Problem to work on>
Take the item lines from the line with "cell-gift: 烟花 — [49, 577, 77, 593]" up to and including the line with "cell-time: 12:03:01 — [304, 670, 368, 686]". Write them out again with "cell-score" switched to "score-cell" and nothing else changed.

Material for this exercise>
BEGIN
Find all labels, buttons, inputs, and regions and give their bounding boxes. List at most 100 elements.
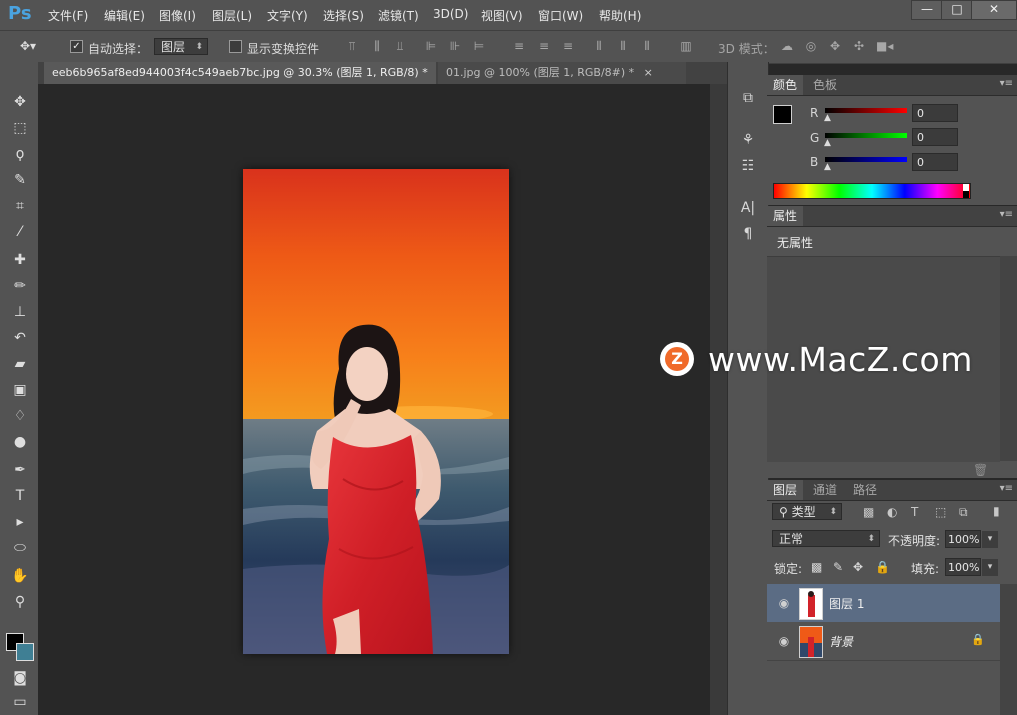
3d-scale-icon[interactable]: ■◂ — [876, 39, 893, 53]
menu-help[interactable]: 帮助(H) — [599, 7, 641, 24]
shape-icon[interactable]: ⬭ — [10, 538, 30, 558]
g-slider-thumb-icon[interactable]: ▲ — [824, 138, 831, 148]
menu-type[interactable]: 文字(Y) — [267, 7, 308, 24]
eraser-icon[interactable]: ▰ — [10, 354, 30, 374]
brush-panel-icon[interactable]: ⚘ — [738, 130, 758, 150]
lock-pixels-icon[interactable]: ✎ — [833, 560, 843, 574]
align-bottom-icon[interactable]: ⫫ — [393, 39, 407, 53]
3d-slide-icon[interactable]: ✣ — [852, 39, 866, 53]
layer-filter-dropdown[interactable]: ⚲ 类型 ⬍ — [772, 503, 842, 520]
distribute-bottom-icon[interactable]: ≡ — [561, 39, 575, 53]
distribute-vcenter-icon[interactable]: ≡ — [537, 39, 551, 53]
distribute-left-icon[interactable]: ⦀ — [592, 39, 606, 53]
lock-transparency-icon[interactable]: ▩ — [811, 560, 822, 574]
background-color-swatch[interactable] — [16, 643, 34, 661]
move-icon[interactable]: ✥ — [10, 92, 30, 112]
b-slider[interactable] — [825, 157, 907, 162]
eyedropper-icon[interactable]: ⁄ — [10, 222, 30, 242]
app-logo[interactable]: Ps — [8, 3, 32, 24]
align-top-icon[interactable]: ⫪ — [345, 39, 359, 53]
visibility-eye-icon[interactable]: ◉ — [777, 634, 791, 648]
blend-mode-dropdown[interactable]: 正常 ⬍ — [772, 530, 880, 547]
tab-close-icon[interactable]: × — [644, 66, 653, 79]
visibility-eye-icon[interactable]: ◉ — [777, 596, 791, 610]
menu-select[interactable]: 选择(S) — [323, 7, 364, 24]
paragraph-panel-icon[interactable]: ¶ — [738, 224, 758, 244]
filter-type-icon[interactable]: T — [911, 505, 918, 519]
panel-menu-icon[interactable]: ▾≡ — [1000, 483, 1013, 494]
tab-document-1[interactable]: eeb6b965af8ed944003f4c549aeb7bc.jpg @ 30… — [44, 62, 446, 84]
layers-scrollbar[interactable] — [1000, 584, 1017, 715]
menu-view[interactable]: 视图(V) — [481, 7, 523, 24]
filter-pixel-icon[interactable]: ▩ — [863, 505, 874, 519]
3d-rotate-icon[interactable]: ☁ — [780, 39, 794, 53]
r-slider[interactable] — [825, 108, 907, 113]
adjustment-panel-icon[interactable]: ☷ — [738, 156, 758, 176]
align-left-icon[interactable]: ⊫ — [424, 39, 438, 53]
history-panel-icon[interactable]: ⧉ — [738, 88, 758, 108]
crop-icon[interactable]: ⌗ — [10, 196, 30, 216]
pen-icon[interactable]: ✒ — [10, 460, 30, 480]
distribute-top-icon[interactable]: ≡ — [512, 39, 526, 53]
filter-toggle-icon[interactable]: ▮ — [993, 504, 1000, 518]
tab-layers[interactable]: 图层 — [767, 480, 804, 500]
trash-icon[interactable]: 🗑 — [973, 463, 988, 477]
tab-swatches[interactable]: 色板 — [807, 75, 843, 95]
align-vcenter-icon[interactable]: ⫼ — [370, 39, 384, 53]
layer-row[interactable]: ◉ 背景 🔒 — [767, 622, 1000, 661]
move-tool-preset-icon[interactable]: ✥▾ — [20, 39, 36, 53]
3d-roll-icon[interactable]: ◎ — [804, 39, 818, 53]
menu-filter[interactable]: 滤镜(T) — [378, 7, 419, 24]
document-image[interactable] — [243, 169, 509, 654]
brush-icon[interactable]: ✏ — [10, 276, 30, 296]
panel-menu-icon[interactable]: ▾≡ — [1000, 209, 1013, 220]
history-brush-icon[interactable]: ↶ — [10, 328, 30, 348]
auto-align-icon[interactable]: ▥ — [679, 39, 693, 53]
panel-menu-icon[interactable]: ▾≡ — [1000, 78, 1013, 89]
hand-icon[interactable]: ✋ — [10, 566, 30, 586]
layer-row[interactable]: ◉ 图层 1 — [767, 584, 1000, 623]
tab-color[interactable]: 颜色 — [767, 75, 804, 95]
layer-name[interactable]: 背景 — [829, 633, 853, 650]
g-slider[interactable] — [825, 133, 907, 138]
b-slider-thumb-icon[interactable]: ▲ — [824, 162, 831, 172]
distribute-right-icon[interactable]: ⦀ — [640, 39, 654, 53]
close-button[interactable]: ✕ — [971, 0, 1017, 20]
stamp-icon[interactable]: ⊥ — [10, 302, 30, 322]
type-icon[interactable]: T — [10, 486, 30, 506]
dodge-icon[interactable]: ● — [10, 432, 30, 452]
opacity-input[interactable]: 100% — [945, 530, 981, 548]
menu-3d[interactable]: 3D(D) — [433, 7, 468, 21]
zoom-icon[interactable]: ⚲ — [10, 592, 30, 612]
g-value-input[interactable]: 0 — [912, 128, 958, 146]
tab-channels[interactable]: 通道 — [807, 480, 843, 500]
screen-mode-icon[interactable]: ▭ — [10, 692, 30, 712]
filter-smart-object-icon[interactable]: ⧉ — [959, 505, 968, 520]
quick-mask-icon[interactable]: ◙ — [10, 668, 30, 688]
fill-dropdown-icon[interactable]: ▾ — [982, 559, 998, 576]
menu-layer[interactable]: 图层(L) — [212, 7, 252, 24]
distribute-hcenter-icon[interactable]: ⦀ — [616, 39, 630, 53]
blur-icon[interactable]: ♢ — [10, 406, 30, 426]
menu-image[interactable]: 图像(I) — [159, 7, 196, 24]
auto-select-target-dropdown[interactable]: 图层 ⬍ — [154, 38, 208, 55]
filter-adjustment-icon[interactable]: ◐ — [887, 505, 897, 519]
gradient-icon[interactable]: ▣ — [10, 380, 30, 400]
quick-select-icon[interactable]: ✎ — [10, 170, 30, 190]
filter-shape-icon[interactable]: ⬚ — [935, 505, 946, 519]
fill-input[interactable]: 100% — [945, 558, 981, 576]
align-right-icon[interactable]: ⊨ — [472, 39, 486, 53]
lasso-icon[interactable]: ϙ — [10, 144, 30, 164]
auto-select-checkbox[interactable]: ✓ — [70, 40, 83, 53]
b-value-input[interactable]: 0 — [912, 153, 958, 171]
lock-all-icon[interactable]: 🔒 — [875, 560, 890, 574]
healing-icon[interactable]: ✚ — [10, 250, 30, 270]
3d-drag-icon[interactable]: ✥ — [828, 39, 842, 53]
align-hcenter-icon[interactable]: ⊪ — [448, 39, 462, 53]
canvas-scrollbar[interactable] — [710, 84, 727, 715]
tab-document-2[interactable]: 01.jpg @ 100% (图层 1, RGB/8#) * × — [438, 62, 686, 84]
maximize-button[interactable]: □ — [941, 0, 973, 20]
r-value-input[interactable]: 0 — [912, 104, 958, 122]
tab-properties[interactable]: 属性 — [767, 206, 804, 226]
tab-paths[interactable]: 路径 — [847, 480, 883, 500]
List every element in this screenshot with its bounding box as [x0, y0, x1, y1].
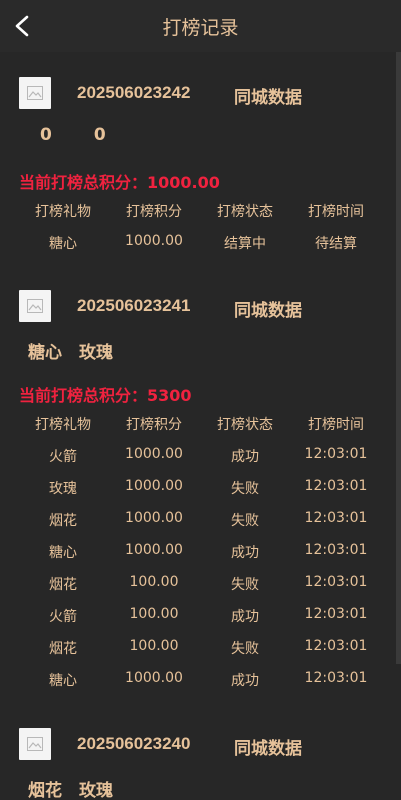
cell-gift: 烟花 — [49, 577, 77, 593]
column-header: 打榜积分 — [126, 204, 182, 220]
cell-gift: 糖心 — [49, 545, 77, 561]
column-header: 打榜状态 — [217, 417, 273, 433]
cell-status: 成功 — [231, 545, 259, 561]
gift-thumbnail — [19, 77, 51, 109]
cell-time: 12:03:01 — [304, 478, 368, 494]
cell-time: 12:03:01 — [304, 638, 368, 654]
cell-gift: 糖心 — [49, 673, 77, 689]
table-row: 烟花 100.00 失败 12:03:01 — [18, 574, 382, 596]
table-row: 玫瑰 1000.00 失败 12:03:01 — [18, 478, 382, 500]
gift-summary-item: 玫瑰 — [79, 343, 113, 363]
cell-score: 1000.00 — [125, 670, 183, 686]
cell-score: 100.00 — [129, 574, 179, 590]
total-score: 当前打榜总积分：1000.00 — [19, 173, 220, 192]
cell-status: 失败 — [231, 577, 259, 593]
cell-score: 1000.00 — [125, 446, 183, 462]
table-row: 烟花 1000.00 失败 12:03:01 — [18, 510, 382, 532]
record-tag: 同城数据 — [234, 739, 302, 759]
cell-score: 1000.00 — [125, 510, 183, 526]
cell-gift: 火箭 — [49, 449, 77, 465]
gift-summary: 烟花 玫瑰 — [28, 776, 130, 800]
cell-time: 12:03:01 — [304, 606, 368, 622]
order-number: 202506023242 — [77, 83, 191, 102]
column-header: 打榜时间 — [308, 417, 364, 433]
cell-gift: 糖心 — [49, 236, 77, 252]
image-placeholder-icon — [27, 737, 43, 751]
page: 打榜记录 202506023242 同城数据 00 当前打榜总积分：1000.0… — [0, 0, 401, 800]
gift-summary: 糖心 玫瑰 — [28, 338, 130, 363]
cell-score: 100.00 — [129, 606, 179, 622]
table-header: 打榜礼物 打榜积分 打榜状态 打榜时间 — [18, 201, 382, 223]
cell-score: 100.00 — [129, 638, 179, 654]
image-placeholder-icon — [27, 86, 43, 100]
column-header: 打榜状态 — [217, 204, 273, 220]
cell-time: 12:03:01 — [304, 446, 368, 462]
cell-status: 失败 — [231, 481, 259, 497]
order-number: 202506023240 — [77, 734, 191, 753]
cell-time: 12:03:01 — [304, 542, 368, 558]
cell-gift: 玫瑰 — [49, 481, 77, 497]
cell-time: 12:03:01 — [304, 670, 368, 686]
cell-time: 12:03:01 — [304, 574, 368, 590]
order-number: 202506023241 — [77, 296, 191, 315]
column-header: 打榜时间 — [308, 204, 364, 220]
gift-summary: 00 — [40, 125, 123, 145]
table-row: 糖心 1000.00 结算中 待结算 — [18, 233, 382, 255]
table-row: 火箭 100.00 成功 12:03:01 — [18, 606, 382, 628]
image-placeholder-icon — [27, 299, 43, 313]
cell-status: 失败 — [231, 513, 259, 529]
gift-summary-item: 0 — [40, 125, 52, 145]
table-row: 烟花 100.00 失败 12:03:01 — [18, 638, 382, 660]
table-row: 糖心 1000.00 成功 12:03:01 — [18, 542, 382, 564]
cell-time: 待结算 — [315, 236, 357, 252]
top-bar: 打榜记录 — [0, 0, 401, 52]
cell-gift: 火箭 — [49, 609, 77, 625]
cell-score: 1000.00 — [125, 478, 183, 494]
cell-gift: 烟花 — [49, 641, 77, 657]
cell-gift: 烟花 — [49, 513, 77, 529]
record-tag: 同城数据 — [234, 88, 302, 108]
column-header: 打榜礼物 — [35, 204, 91, 220]
cell-status: 失败 — [231, 641, 259, 657]
cell-score: 1000.00 — [125, 233, 183, 249]
page-title: 打榜记录 — [162, 17, 239, 39]
scrollbar[interactable] — [396, 52, 401, 664]
cell-time: 12:03:01 — [304, 510, 368, 526]
table-row: 糖心 1000.00 成功 12:03:01 — [18, 670, 382, 692]
table-header: 打榜礼物 打榜积分 打榜状态 打榜时间 — [18, 414, 382, 436]
cell-status: 成功 — [231, 609, 259, 625]
total-score: 当前打榜总积分：5300 — [19, 386, 192, 405]
column-header: 打榜礼物 — [35, 417, 91, 433]
cell-score: 1000.00 — [125, 542, 183, 558]
record-tag: 同城数据 — [234, 301, 302, 321]
cell-status: 结算中 — [224, 236, 266, 252]
cell-status: 成功 — [231, 449, 259, 465]
table-row: 火箭 1000.00 成功 12:03:01 — [18, 446, 382, 468]
column-header: 打榜积分 — [126, 417, 182, 433]
gift-summary-item: 0 — [93, 125, 106, 145]
gift-thumbnail — [19, 728, 51, 760]
gift-summary-item: 糖心 — [28, 343, 62, 363]
gift-summary-item: 烟花 — [28, 781, 62, 800]
gift-thumbnail — [19, 290, 51, 322]
cell-status: 成功 — [231, 673, 259, 689]
gift-summary-item: 玫瑰 — [79, 781, 113, 800]
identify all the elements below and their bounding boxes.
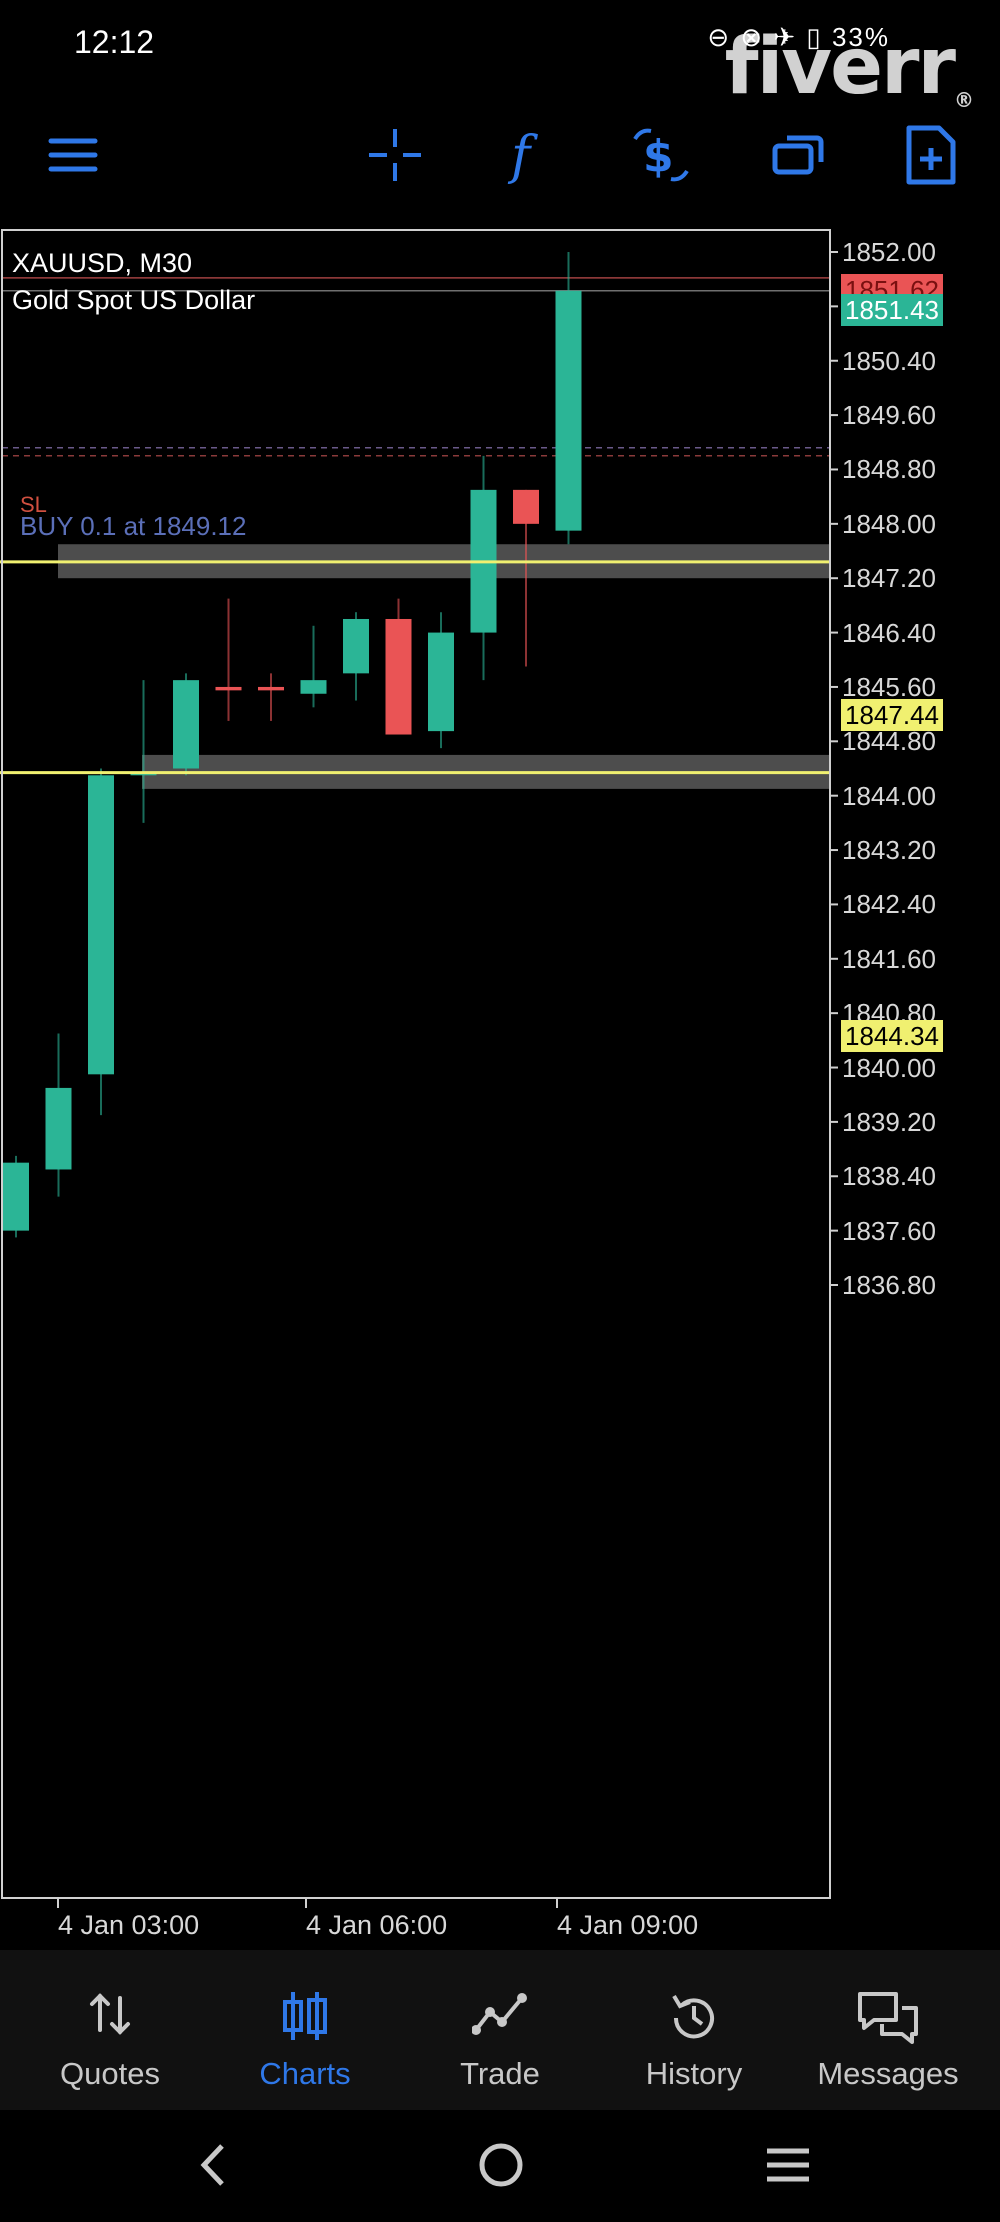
END
Finished task>
cell-gift: 烟花 — [49, 577, 77, 593]
column-header: 打榜积分 — [126, 204, 182, 220]
cell-gift: 糖心 — [49, 545, 77, 561]
column-header: 打榜状态 — [217, 417, 273, 433]
cell-status: 成功 — [231, 545, 259, 561]
gift-thumbnail — [19, 77, 51, 109]
cell-time: 12:03:01 — [304, 478, 368, 494]
cell-time: 12:03:01 — [304, 638, 368, 654]
cell-gift: 糖心 — [49, 673, 77, 689]
table-row: 烟花 100.00 失败 12:03:01 — [18, 574, 382, 596]
table-row: 玫瑰 1000.00 失败 12:03:01 — [18, 478, 382, 500]
gift-summary-item: 玫瑰 — [79, 343, 113, 363]
score-cell: 1000.00 — [125, 670, 183, 686]
score-cell: 100.00 — [129, 574, 179, 590]
total-score: 当前打榜总积分：1000.00 — [19, 173, 220, 192]
cell-status: 失败 — [231, 577, 259, 593]
score-cell: 1000.00 — [125, 446, 183, 462]
table-row: 烟花 1000.00 失败 12:03:01 — [18, 510, 382, 532]
record-tag: 同城数据 — [234, 739, 302, 759]
score-cell: 1000.00 — [125, 510, 183, 526]
cell-gift: 火箭 — [49, 449, 77, 465]
gift-summary: 烟花 玫瑰 — [28, 776, 130, 800]
cell-time: 12:03:01 — [304, 606, 368, 622]
order-number: 202506023242 — [77, 83, 191, 102]
column-header: 打榜时间 — [308, 417, 364, 433]
cell-gift: 糖心 — [49, 236, 77, 252]
image-placeholder-icon — [27, 737, 43, 751]
page: 打榜记录 202506023242 同城数据 00 当前打榜总积分：1000.0… — [0, 0, 401, 800]
gift-summary: 糖心 玫瑰 — [28, 338, 130, 363]
score-cell: 100.00 — [129, 606, 179, 622]
table-header: 打榜礼物 打榜积分 打榜状态 打榜时间 — [18, 201, 382, 223]
score-cell: 100.00 — [129, 638, 179, 654]
image-placeholder-icon — [27, 86, 43, 100]
column-header: 打榜状态 — [217, 204, 273, 220]
cell-time: 12:03:01 — [304, 446, 368, 462]
cell-status: 失败 — [231, 481, 259, 497]
order-number: 202506023240 — [77, 734, 191, 753]
cell-time: 12:03:01 — [304, 542, 368, 558]
cell-gift: 玫瑰 — [49, 481, 77, 497]
cell-time: 12:03:01 — [304, 670, 368, 686]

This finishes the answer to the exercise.